• What needs to be done: Retype the material word for word.

Stored items:
[start]

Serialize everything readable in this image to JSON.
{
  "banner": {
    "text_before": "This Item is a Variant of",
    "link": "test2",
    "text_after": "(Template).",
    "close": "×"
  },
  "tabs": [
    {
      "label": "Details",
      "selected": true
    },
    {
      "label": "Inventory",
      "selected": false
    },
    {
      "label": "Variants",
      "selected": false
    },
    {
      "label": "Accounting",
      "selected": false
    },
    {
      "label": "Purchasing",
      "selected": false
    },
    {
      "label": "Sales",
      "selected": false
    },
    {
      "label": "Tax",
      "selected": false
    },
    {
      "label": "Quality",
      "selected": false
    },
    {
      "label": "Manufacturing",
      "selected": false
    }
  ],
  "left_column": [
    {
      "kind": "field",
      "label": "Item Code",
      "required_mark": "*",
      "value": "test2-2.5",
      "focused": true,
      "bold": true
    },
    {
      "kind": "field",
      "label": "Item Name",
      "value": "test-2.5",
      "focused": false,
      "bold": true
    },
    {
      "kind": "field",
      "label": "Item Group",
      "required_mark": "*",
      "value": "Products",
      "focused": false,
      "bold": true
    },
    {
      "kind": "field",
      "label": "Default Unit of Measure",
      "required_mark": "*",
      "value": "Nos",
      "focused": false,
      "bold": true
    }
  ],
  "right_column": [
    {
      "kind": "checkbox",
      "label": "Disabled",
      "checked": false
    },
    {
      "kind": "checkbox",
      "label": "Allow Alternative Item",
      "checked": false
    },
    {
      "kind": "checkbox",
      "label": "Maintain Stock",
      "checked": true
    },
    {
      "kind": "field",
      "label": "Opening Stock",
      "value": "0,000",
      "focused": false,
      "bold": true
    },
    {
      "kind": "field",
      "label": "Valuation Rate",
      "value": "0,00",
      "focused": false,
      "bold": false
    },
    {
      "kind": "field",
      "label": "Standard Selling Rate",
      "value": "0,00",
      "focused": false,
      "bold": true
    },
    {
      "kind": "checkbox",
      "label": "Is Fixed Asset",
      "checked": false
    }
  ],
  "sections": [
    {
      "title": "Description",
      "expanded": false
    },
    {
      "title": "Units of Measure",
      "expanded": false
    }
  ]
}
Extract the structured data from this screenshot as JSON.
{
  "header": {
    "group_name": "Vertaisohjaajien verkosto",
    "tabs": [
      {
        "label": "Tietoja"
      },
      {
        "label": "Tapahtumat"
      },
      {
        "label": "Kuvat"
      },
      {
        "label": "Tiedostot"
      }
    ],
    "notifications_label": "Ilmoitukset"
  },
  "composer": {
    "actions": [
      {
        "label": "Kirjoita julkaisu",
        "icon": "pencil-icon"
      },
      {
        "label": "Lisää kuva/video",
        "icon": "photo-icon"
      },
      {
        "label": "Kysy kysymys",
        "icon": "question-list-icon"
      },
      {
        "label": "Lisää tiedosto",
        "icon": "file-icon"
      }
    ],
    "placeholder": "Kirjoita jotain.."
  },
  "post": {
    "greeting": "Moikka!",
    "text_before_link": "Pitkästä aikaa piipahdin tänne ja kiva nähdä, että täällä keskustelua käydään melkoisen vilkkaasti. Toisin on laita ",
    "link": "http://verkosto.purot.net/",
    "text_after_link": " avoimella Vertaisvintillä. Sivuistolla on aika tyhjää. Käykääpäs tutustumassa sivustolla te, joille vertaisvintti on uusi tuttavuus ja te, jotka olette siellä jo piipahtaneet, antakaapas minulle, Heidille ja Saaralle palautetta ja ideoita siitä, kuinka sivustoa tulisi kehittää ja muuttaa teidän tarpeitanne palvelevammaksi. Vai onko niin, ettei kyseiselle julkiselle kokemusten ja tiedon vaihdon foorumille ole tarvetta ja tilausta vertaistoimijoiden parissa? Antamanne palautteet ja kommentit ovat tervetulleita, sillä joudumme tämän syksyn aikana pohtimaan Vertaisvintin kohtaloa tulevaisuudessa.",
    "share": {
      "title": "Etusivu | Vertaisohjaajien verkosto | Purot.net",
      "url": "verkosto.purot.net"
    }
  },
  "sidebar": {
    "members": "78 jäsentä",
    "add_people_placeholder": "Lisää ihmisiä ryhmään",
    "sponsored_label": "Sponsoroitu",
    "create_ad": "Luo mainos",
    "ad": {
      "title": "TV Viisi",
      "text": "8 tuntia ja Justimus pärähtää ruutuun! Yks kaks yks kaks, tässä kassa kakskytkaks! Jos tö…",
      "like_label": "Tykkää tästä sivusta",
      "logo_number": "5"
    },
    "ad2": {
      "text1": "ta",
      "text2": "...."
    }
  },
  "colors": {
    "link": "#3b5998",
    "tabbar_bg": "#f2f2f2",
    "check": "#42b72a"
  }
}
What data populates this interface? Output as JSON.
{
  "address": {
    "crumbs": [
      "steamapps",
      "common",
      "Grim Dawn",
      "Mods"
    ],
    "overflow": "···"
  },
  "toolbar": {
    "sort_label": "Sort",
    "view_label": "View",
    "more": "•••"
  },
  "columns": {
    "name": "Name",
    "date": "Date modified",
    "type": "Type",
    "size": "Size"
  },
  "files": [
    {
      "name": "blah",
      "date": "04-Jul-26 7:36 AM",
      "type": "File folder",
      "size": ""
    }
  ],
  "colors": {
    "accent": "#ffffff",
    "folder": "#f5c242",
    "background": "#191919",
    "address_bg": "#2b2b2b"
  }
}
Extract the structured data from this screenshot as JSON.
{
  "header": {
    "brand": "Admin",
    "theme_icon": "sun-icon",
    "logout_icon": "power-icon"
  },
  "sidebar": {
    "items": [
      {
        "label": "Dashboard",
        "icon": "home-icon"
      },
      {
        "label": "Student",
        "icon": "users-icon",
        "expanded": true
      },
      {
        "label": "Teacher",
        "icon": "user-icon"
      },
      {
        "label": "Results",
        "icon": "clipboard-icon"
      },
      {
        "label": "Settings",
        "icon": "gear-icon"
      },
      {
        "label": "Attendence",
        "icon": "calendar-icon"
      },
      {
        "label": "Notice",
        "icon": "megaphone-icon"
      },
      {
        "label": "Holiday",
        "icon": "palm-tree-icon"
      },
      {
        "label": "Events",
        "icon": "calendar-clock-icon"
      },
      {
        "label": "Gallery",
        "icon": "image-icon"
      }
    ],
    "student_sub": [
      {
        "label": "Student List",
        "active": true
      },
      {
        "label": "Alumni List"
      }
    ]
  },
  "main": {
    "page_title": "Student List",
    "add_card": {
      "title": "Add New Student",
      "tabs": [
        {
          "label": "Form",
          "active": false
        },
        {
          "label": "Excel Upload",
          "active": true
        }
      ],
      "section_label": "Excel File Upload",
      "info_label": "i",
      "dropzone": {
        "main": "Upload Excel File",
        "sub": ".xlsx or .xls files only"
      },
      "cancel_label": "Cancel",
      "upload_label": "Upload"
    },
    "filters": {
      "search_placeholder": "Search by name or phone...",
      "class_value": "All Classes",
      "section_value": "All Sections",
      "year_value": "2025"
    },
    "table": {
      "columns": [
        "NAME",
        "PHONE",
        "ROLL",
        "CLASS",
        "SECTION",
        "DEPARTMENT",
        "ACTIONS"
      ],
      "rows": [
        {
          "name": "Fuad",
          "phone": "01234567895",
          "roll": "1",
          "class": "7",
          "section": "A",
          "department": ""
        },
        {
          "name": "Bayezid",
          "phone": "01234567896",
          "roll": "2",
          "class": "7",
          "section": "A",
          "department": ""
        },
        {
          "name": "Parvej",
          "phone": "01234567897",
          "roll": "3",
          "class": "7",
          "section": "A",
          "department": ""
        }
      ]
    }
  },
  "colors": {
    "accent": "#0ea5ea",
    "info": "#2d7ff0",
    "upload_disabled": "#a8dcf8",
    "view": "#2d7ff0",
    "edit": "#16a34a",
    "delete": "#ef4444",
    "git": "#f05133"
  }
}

[end]

• Result for this task:
Serialize everything readable in this image to JSON.
{
  "banner": {
    "text_before": "This Item is a Variant of",
    "link": "test2",
    "text_after": "(Template).",
    "close": "×"
  },
  "tabs": [
    {
      "label": "Details",
      "selected": true
    },
    {
      "label": "Inventory",
      "selected": false
    },
    {
      "label": "Variants",
      "selected": false
    },
    {
      "label": "Accounting",
      "selected": false
    },
    {
      "label": "Purchasing",
      "selected": false
    },
    {
      "label": "Sales",
      "selected": false
    },
    {
      "label": "Tax",
      "selected": false
    },
    {
      "label": "Quality",
      "selected": false
    },
    {
      "label": "Manufacturing",
      "selected": false
    }
  ],
  "left_column": [
    {
      "kind": "field",
      "label": "Item Code",
      "required_mark": "*",
      "value": "test2-2.5",
      "focused": true,
      "bold": true
    },
    {
      "kind": "field",
      "label": "Item Name",
      "value": "test-2.5",
      "focused": false,
      "bold": true
    },
    {
      "kind": "field",
      "label": "Item Group",
      "required_mark": "*",
      "value": "Products",
      "focused": false,
      "bold": true
    },
    {
      "kind": "field",
      "label": "Default Unit of Measure",
      "required_mark": "*",
      "value": "Nos",
      "focused": false,
      "bold": true
    }
  ],
  "right_column": [
    {
      "kind": "checkbox",
      "label": "Disabled",
      "checked": false
    },
    {
      "kind": "checkbox",
      "label": "Allow Alternative Item",
      "checked": false
    },
    {
      "kind": "checkbox",
      "label": "Maintain Stock",
      "checked": true
    },
    {
      "kind": "field",
      "label": "Opening Stock",
      "value": "0,000",
      "focused": false,
      "bold": true
    },
    {
      "kind": "field",
      "label": "Valuation Rate",
      "value": "0,00",
      "focused": false,
      "bold": false
    },
    {
      "kind": "field",
      "label": "Standard Selling Rate",
      "value": "0,00",
      "focused": false,
      "bold": true
    },
    {
      "kind": "checkbox",
      "label": "Is Fixed Asset",
      "checked": false
    }
  ],
  "sections": [
    {
      "title": "Description",
      "expanded": false
    },
    {
      "title": "Units of Measure",
      "expanded": false
    }
  ]
}
Extract the structured data from this screenshot as JSON.
{
  "header": {
    "group_name": "Vertaisohjaajien verkosto",
    "tabs": [
      {
        "label": "Tietoja"
      },
      {
        "label": "Tapahtumat"
      },
      {
        "label": "Kuvat"
      },
      {
        "label": "Tiedostot"
      }
    ],
    "notifications_label": "Ilmoitukset"
  },
  "composer": {
    "actions": [
      {
        "label": "Kirjoita julkaisu",
        "icon": "pencil-icon"
      },
      {
        "label": "Lisää kuva/video",
        "icon": "photo-icon"
      },
      {
        "label": "Kysy kysymys",
        "icon": "question-list-icon"
      },
      {
        "label": "Lisää tiedosto",
        "icon": "file-icon"
      }
    ],
    "placeholder": "Kirjoita jotain.."
  },
  "post": {
    "greeting": "Moikka!",
    "text_before_link": "Pitkästä aikaa piipahdin tänne ja kiva nähdä, että täällä keskustelua käydään melkoisen vilkkaasti. Toisin on laita ",
    "link": "http://verkosto.purot.net/",
    "text_after_link": " avoimella Vertaisvintillä. Sivuistolla on aika tyhjää. Käykääpäs tutustumassa sivustolla te, joille vertaisvintti on uusi tuttavuus ja te, jotka olette siellä jo piipahtaneet, antakaapas minulle, Heidille ja Saaralle palautetta ja ideoita siitä, kuinka sivustoa tulisi kehittää ja muuttaa teidän tarpeitanne palvelevammaksi. Vai onko niin, ettei kyseiselle julkiselle kokemusten ja tiedon vaihdon foorumille ole tarvetta ja tilausta vertaistoimijoiden parissa? Antamanne palautteet ja kommentit ovat tervetulleita, sillä joudumme tämän syksyn aikana pohtimaan Vertaisvintin kohtaloa tulevaisuudessa.",
    "share": {
      "title": "Etusivu | Vertaisohjaajien verkosto | Purot.net",
      "url": "verkosto.purot.net"
    }
  },
  "sidebar": {
    "members": "78 jäsentä",
    "add_people_placeholder": "Lisää ihmisiä ryhmään",
    "sponsored_label": "Sponsoroitu",
    "create_ad": "Luo mainos",
    "ad": {
      "title": "TV Viisi",
      "text": "8 tuntia ja Justimus pärähtää ruutuun! Yks kaks yks kaks, tässä kassa kakskytkaks! Jos tö…",
      "like_label": "Tykkää tästä sivusta",
      "logo_number": "5"
    },
    "ad2": {
      "text1": "ta",
      "text2": "...."
    }
  },
  "colors": {
    "link": "#3b5998",
    "tabbar_bg": "#f2f2f2",
    "check": "#42b72a"
  }
}
What data populates this interface? Output as JSON.
{
  "address": {
    "crumbs": [
      "steamapps",
      "common",
      "Grim Dawn",
      "Mods"
    ],
    "overflow": "···"
  },
  "toolbar": {
    "sort_label": "Sort",
    "view_label": "View",
    "more": "•••"
  },
  "columns": {
    "name": "Name",
    "date": "Date modified",
    "type": "Type",
    "size": "Size"
  },
  "files": [
    {
      "name": "blah",
      "date": "04-Jul-26 7:36 AM",
      "type": "File folder",
      "size": ""
    }
  ],
  "colors": {
    "accent": "#ffffff",
    "folder": "#f5c242",
    "background": "#191919",
    "address_bg": "#2b2b2b"
  }
}
Extract the structured data from this screenshot as JSON.
{
  "header": {
    "brand": "Admin",
    "theme_icon": "sun-icon",
    "logout_icon": "power-icon"
  },
  "sidebar": {
    "items": [
      {
        "label": "Dashboard",
        "icon": "home-icon"
      },
      {
        "label": "Student",
        "icon": "users-icon",
        "expanded": true
      },
      {
        "label": "Teacher",
        "icon": "user-icon"
      },
      {
        "label": "Results",
        "icon": "clipboard-icon"
      },
      {
        "label": "Settings",
        "icon": "gear-icon"
      },
      {
        "label": "Attendence",
        "icon": "calendar-icon"
      },
      {
        "label": "Notice",
        "icon": "megaphone-icon"
      },
      {
        "label": "Holiday",
        "icon": "palm-tree-icon"
      },
      {
        "label": "Events",
        "icon": "calendar-clock-icon"
      },
      {
        "label": "Gallery",
        "icon": "image-icon"
      }
    ],
    "student_sub": [
      {
        "label": "Student List",
        "active": true
      },
      {
        "label": "Alumni List"
      }
    ]
  },
  "main": {
    "page_title": "Student List",
    "add_card": {
      "title": "Add New Student",
      "tabs": [
        {
          "label": "Form",
          "active": false
        },
        {
          "label": "Excel Upload",
          "active": true
        }
      ],
      "section_label": "Excel File Upload",
      "info_label": "i",
      "dropzone": {
        "main": "Upload Excel File",
        "sub": ".xlsx or .xls files only"
      },
      "cancel_label": "Cancel",
      "upload_label": "Upload"
    },
    "filters": {
      "search_placeholder": "Search by name or phone...",
      "class_value": "All Classes",
      "section_value": "All Sections",
      "year_value": "2025"
    },
    "table": {
      "columns": [
        "NAME",
        "PHONE",
        "ROLL",
        "CLASS",
        "SECTION",
        "DEPARTMENT",
        "ACTIONS"
      ],
      "rows": [
        {
          "name": "Fuad",
          "phone": "01234567895",
          "roll": "1",
          "class": "7",
          "section": "A",
          "department": ""
        },
        {
          "name": "Bayezid",
          "phone": "01234567896",
          "roll": "2",
          "class": "7",
          "section": "A",
          "department": ""
        },
        {
          "name": "Parvej",
          "phone": "01234567897",
          "roll": "3",
          "class": "7",
          "section": "A",
          "department": ""
        }
      ]
    }
  },
  "colors": {
    "accent": "#0ea5ea",
    "info": "#2d7ff0",
    "upload_disabled": "#a8dcf8",
    "view": "#2d7ff0",
    "edit": "#16a34a",
    "delete": "#ef4444",
    "git": "#f05133"
  }
}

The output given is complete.